Stored data
________________________________________
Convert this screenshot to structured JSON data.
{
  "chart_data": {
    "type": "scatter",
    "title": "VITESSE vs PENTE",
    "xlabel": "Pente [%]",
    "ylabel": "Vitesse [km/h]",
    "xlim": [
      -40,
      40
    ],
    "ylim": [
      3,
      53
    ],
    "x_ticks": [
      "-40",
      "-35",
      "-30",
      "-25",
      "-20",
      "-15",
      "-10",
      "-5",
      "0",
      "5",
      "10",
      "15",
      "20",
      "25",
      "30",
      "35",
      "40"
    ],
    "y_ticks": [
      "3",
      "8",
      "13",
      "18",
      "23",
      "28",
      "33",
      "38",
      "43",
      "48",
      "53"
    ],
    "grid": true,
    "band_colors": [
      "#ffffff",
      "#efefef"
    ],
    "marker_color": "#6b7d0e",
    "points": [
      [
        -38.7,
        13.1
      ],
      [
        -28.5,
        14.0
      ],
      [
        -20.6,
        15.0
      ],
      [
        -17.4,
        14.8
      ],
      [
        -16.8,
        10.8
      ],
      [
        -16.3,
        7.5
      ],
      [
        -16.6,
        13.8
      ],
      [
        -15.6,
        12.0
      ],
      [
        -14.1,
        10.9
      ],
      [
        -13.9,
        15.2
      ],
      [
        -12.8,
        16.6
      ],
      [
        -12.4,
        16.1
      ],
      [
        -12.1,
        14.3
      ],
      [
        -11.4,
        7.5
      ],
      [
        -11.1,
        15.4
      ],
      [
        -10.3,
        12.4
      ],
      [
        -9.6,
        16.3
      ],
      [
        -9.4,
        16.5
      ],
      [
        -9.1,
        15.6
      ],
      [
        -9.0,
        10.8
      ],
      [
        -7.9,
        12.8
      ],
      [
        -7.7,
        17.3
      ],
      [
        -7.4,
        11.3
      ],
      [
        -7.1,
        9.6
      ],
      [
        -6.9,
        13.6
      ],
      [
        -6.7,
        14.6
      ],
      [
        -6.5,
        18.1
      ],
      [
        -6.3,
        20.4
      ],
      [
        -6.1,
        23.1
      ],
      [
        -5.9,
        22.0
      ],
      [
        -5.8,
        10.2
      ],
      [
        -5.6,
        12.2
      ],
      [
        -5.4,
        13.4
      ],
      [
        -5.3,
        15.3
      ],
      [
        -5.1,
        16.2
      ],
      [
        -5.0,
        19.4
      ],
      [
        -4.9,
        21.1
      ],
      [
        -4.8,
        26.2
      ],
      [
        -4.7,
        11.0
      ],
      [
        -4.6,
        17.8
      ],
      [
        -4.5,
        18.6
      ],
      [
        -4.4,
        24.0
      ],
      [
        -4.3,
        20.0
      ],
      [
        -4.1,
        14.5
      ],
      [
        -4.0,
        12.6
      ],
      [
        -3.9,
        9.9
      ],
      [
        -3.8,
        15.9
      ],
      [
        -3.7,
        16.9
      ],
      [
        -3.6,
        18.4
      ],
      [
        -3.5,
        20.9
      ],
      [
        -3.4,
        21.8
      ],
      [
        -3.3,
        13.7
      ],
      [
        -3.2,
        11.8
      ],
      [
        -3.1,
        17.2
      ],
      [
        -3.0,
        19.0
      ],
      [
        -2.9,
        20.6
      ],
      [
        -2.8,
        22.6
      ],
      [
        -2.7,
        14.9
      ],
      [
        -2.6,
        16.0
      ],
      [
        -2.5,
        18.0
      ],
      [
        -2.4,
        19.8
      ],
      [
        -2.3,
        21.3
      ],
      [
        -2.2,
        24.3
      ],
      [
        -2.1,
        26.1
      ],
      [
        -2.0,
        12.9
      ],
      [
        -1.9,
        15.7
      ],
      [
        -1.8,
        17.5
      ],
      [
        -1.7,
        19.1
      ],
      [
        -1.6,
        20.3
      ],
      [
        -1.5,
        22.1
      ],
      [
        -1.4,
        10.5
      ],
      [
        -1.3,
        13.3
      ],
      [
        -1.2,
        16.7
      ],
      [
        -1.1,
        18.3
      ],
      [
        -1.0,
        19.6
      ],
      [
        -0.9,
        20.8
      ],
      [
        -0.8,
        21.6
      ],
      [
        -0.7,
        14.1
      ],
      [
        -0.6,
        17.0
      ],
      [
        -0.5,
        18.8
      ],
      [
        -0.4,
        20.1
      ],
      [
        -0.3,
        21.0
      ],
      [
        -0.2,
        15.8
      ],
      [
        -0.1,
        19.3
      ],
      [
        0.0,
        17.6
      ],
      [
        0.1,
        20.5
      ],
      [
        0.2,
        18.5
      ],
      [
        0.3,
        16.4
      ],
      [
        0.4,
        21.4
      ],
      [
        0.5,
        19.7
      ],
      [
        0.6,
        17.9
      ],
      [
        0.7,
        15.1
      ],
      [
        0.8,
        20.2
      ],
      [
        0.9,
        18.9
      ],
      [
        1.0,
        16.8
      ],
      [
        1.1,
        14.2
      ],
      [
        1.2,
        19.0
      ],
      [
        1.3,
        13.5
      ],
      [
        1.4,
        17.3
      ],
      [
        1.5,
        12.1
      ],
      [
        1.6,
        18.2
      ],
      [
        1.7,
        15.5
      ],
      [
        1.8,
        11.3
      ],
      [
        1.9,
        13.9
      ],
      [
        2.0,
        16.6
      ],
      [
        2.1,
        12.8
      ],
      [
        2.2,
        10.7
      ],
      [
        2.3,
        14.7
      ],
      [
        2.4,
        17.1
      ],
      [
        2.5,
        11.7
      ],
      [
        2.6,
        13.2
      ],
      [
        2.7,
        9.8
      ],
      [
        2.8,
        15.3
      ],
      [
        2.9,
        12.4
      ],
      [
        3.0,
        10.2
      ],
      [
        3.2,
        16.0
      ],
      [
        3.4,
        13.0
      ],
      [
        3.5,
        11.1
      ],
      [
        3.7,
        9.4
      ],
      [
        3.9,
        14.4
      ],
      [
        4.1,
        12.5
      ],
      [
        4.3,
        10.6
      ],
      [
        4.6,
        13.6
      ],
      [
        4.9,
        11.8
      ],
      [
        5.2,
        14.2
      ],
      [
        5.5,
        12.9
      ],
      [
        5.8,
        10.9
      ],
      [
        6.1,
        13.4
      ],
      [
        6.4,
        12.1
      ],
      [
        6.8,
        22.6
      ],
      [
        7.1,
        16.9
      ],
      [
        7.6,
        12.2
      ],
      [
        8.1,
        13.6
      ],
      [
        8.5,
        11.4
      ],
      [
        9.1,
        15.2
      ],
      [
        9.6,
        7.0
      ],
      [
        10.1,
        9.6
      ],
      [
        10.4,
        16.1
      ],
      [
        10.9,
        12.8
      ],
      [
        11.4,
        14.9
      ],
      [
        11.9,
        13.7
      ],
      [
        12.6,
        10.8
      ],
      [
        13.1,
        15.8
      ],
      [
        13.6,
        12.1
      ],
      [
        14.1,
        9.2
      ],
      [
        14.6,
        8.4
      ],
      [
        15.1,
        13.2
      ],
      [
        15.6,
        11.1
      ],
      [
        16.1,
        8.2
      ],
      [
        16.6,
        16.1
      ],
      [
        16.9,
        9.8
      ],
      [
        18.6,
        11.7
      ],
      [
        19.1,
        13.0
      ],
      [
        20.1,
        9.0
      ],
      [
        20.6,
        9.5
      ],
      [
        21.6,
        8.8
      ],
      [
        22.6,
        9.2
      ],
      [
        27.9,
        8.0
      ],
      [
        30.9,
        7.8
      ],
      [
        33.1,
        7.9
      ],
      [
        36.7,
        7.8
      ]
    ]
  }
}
________________________________________
[SET TASK]:
Return the entries above exactly as they appear.

[ANSWER TO THIS PROBLEM]:
Convert this screenshot to structured JSON data.
{
  "chart_data": {
    "type": "scatter",
    "title": "VITESSE vs PENTE",
    "xlabel": "Pente [%]",
    "ylabel": "Vitesse [km/h]",
    "xlim": [
      -40,
      40
    ],
    "ylim": [
      3,
      53
    ],
    "x_ticks": [
      "-40",
      "-35",
      "-30",
      "-25",
      "-20",
      "-15",
      "-10",
      "-5",
      "0",
      "5",
      "10",
      "15",
      "20",
      "25",
      "30",
      "35",
      "40"
    ],
    "y_ticks": [
      "3",
      "8",
      "13",
      "18",
      "23",
      "28",
      "33",
      "38",
      "43",
      "48",
      "53"
    ],
    "grid": true,
    "band_colors": [
      "#ffffff",
      "#efefef"
    ],
    "marker_color": "#6b7d0e",
    "points": [
      [
        -38.7,
        13.1
      ],
      [
        -28.5,
        14.0
      ],
      [
        -20.6,
        15.0
      ],
      [
        -17.4,
        14.8
      ],
      [
        -16.8,
        10.8
      ],
      [
        -16.3,
        7.5
      ],
      [
        -16.6,
        13.8
      ],
      [
        -15.6,
        12.0
      ],
      [
        -14.1,
        10.9
      ],
      [
        -13.9,
        15.2
      ],
      [
        -12.8,
        16.6
      ],
      [
        -12.4,
        16.1
      ],
      [
        -12.1,
        14.3
      ],
      [
        -11.4,
        7.5
      ],
      [
        -11.1,
        15.4
      ],
      [
        -10.3,
        12.4
      ],
      [
        -9.6,
        16.3
      ],
      [
        -9.4,
        16.5
      ],
      [
        -9.1,
        15.6
      ],
      [
        -9.0,
        10.8
      ],
      [
        -7.9,
        12.8
      ],
      [
        -7.7,
        17.3
      ],
      [
        -7.4,
        11.3
      ],
      [
        -7.1,
        9.6
      ],
      [
        -6.9,
        13.6
      ],
      [
        -6.7,
        14.6
      ],
      [
        -6.5,
        18.1
      ],
      [
        -6.3,
        20.4
      ],
      [
        -6.1,
        23.1
      ],
      [
        -5.9,
        22.0
      ],
      [
        -5.8,
        10.2
      ],
      [
        -5.6,
        12.2
      ],
      [
        -5.4,
        13.4
      ],
      [
        -5.3,
        15.3
      ],
      [
        -5.1,
        16.2
      ],
      [
        -5.0,
        19.4
      ],
      [
        -4.9,
        21.1
      ],
      [
        -4.8,
        26.2
      ],
      [
        -4.7,
        11.0
      ],
      [
        -4.6,
        17.8
      ],
      [
        -4.5,
        18.6
      ],
      [
        -4.4,
        24.0
      ],
      [
        -4.3,
        20.0
      ],
      [
        -4.1,
        14.5
      ],
      [
        -4.0,
        12.6
      ],
      [
        -3.9,
        9.9
      ],
      [
        -3.8,
        15.9
      ],
      [
        -3.7,
        16.9
      ],
      [
        -3.6,
        18.4
      ],
      [
        -3.5,
        20.9
      ],
      [
        -3.4,
        21.8
      ],
      [
        -3.3,
        13.7
      ],
      [
        -3.2,
        11.8
      ],
      [
        -3.1,
        17.2
      ],
      [
        -3.0,
        19.0
      ],
      [
        -2.9,
        20.6
      ],
      [
        -2.8,
        22.6
      ],
      [
        -2.7,
        14.9
      ],
      [
        -2.6,
        16.0
      ],
      [
        -2.5,
        18.0
      ],
      [
        -2.4,
        19.8
      ],
      [
        -2.3,
        21.3
      ],
      [
        -2.2,
        24.3
      ],
      [
        -2.1,
        26.1
      ],
      [
        -2.0,
        12.9
      ],
      [
        -1.9,
        15.7
      ],
      [
        -1.8,
        17.5
      ],
      [
        -1.7,
        19.1
      ],
      [
        -1.6,
        20.3
      ],
      [
        -1.5,
        22.1
      ],
      [
        -1.4,
        10.5
      ],
      [
        -1.3,
        13.3
      ],
      [
        -1.2,
        16.7
      ],
      [
        -1.1,
        18.3
      ],
      [
        -1.0,
        19.6
      ],
      [
        -0.9,
        20.8
      ],
      [
        -0.8,
        21.6
      ],
      [
        -0.7,
        14.1
      ],
      [
        -0.6,
        17.0
      ],
      [
        -0.5,
        18.8
      ],
      [
        -0.4,
        20.1
      ],
      [
        -0.3,
        21.0
      ],
      [
        -0.2,
        15.8
      ],
      [
        -0.1,
        19.3
      ],
      [
        0.0,
        17.6
      ],
      [
        0.1,
        20.5
      ],
      [
        0.2,
        18.5
      ],
      [
        0.3,
        16.4
      ],
      [
        0.4,
        21.4
      ],
      [
        0.5,
        19.7
      ],
      [
        0.6,
        17.9
      ],
      [
        0.7,
        15.1
      ],
      [
        0.8,
        20.2
      ],
      [
        0.9,
        18.9
      ],
      [
        1.0,
        16.8
      ],
      [
        1.1,
        14.2
      ],
      [
        1.2,
        19.0
      ],
      [
        1.3,
        13.5
      ],
      [
        1.4,
        17.3
      ],
      [
        1.5,
        12.1
      ],
      [
        1.6,
        18.2
      ],
      [
        1.7,
        15.5
      ],
      [
        1.8,
        11.3
      ],
      [
        1.9,
        13.9
      ],
      [
        2.0,
        16.6
      ],
      [
        2.1,
        12.8
      ],
      [
        2.2,
        10.7
      ],
      [
        2.3,
        14.7
      ],
      [
        2.4,
        17.1
      ],
      [
        2.5,
        11.7
      ],
      [
        2.6,
        13.2
      ],
      [
        2.7,
        9.8
      ],
      [
        2.8,
        15.3
      ],
      [
        2.9,
        12.4
      ],
      [
        3.0,
        10.2
      ],
      [
        3.2,
        16.0
      ],
      [
        3.4,
        13.0
      ],
      [
        3.5,
        11.1
      ],
      [
        3.7,
        9.4
      ],
      [
        3.9,
        14.4
      ],
      [
        4.1,
        12.5
      ],
      [
        4.3,
        10.6
      ],
      [
        4.6,
        13.6
      ],
      [
        4.9,
        11.8
      ],
      [
        5.2,
        14.2
      ],
      [
        5.5,
        12.9
      ],
      [
        5.8,
        10.9
      ],
      [
        6.1,
        13.4
      ],
      [
        6.4,
        12.1
      ],
      [
        6.8,
        22.6
      ],
      [
        7.1,
        16.9
      ],
      [
        7.6,
        12.2
      ],
      [
        8.1,
        13.6
      ],
      [
        8.5,
        11.4
      ],
      [
        9.1,
        15.2
      ],
      [
        9.6,
        7.0
      ],
      [
        10.1,
        9.6
      ],
      [
        10.4,
        16.1
      ],
      [
        10.9,
        12.8
      ],
      [
        11.4,
        14.9
      ],
      [
        11.9,
        13.7
      ],
      [
        12.6,
        10.8
      ],
      [
        13.1,
        15.8
      ],
      [
        13.6,
        12.1
      ],
      [
        14.1,
        9.2
      ],
      [
        14.6,
        8.4
      ],
      [
        15.1,
        13.2
      ],
      [
        15.6,
        11.1
      ],
      [
        16.1,
        8.2
      ],
      [
        16.6,
        16.1
      ],
      [
        16.9,
        9.8
      ],
      [
        18.6,
        11.7
      ],
      [
        19.1,
        13.0
      ],
      [
        20.1,
        9.0
      ],
      [
        20.6,
        9.5
      ],
      [
        21.6,
        8.8
      ],
      [
        22.6,
        9.2
      ],
      [
        27.9,
        8.0
      ],
      [
        30.9,
        7.8
      ],
      [
        33.1,
        7.9
      ],
      [
        36.7,
        7.8
      ]
    ]
  }
}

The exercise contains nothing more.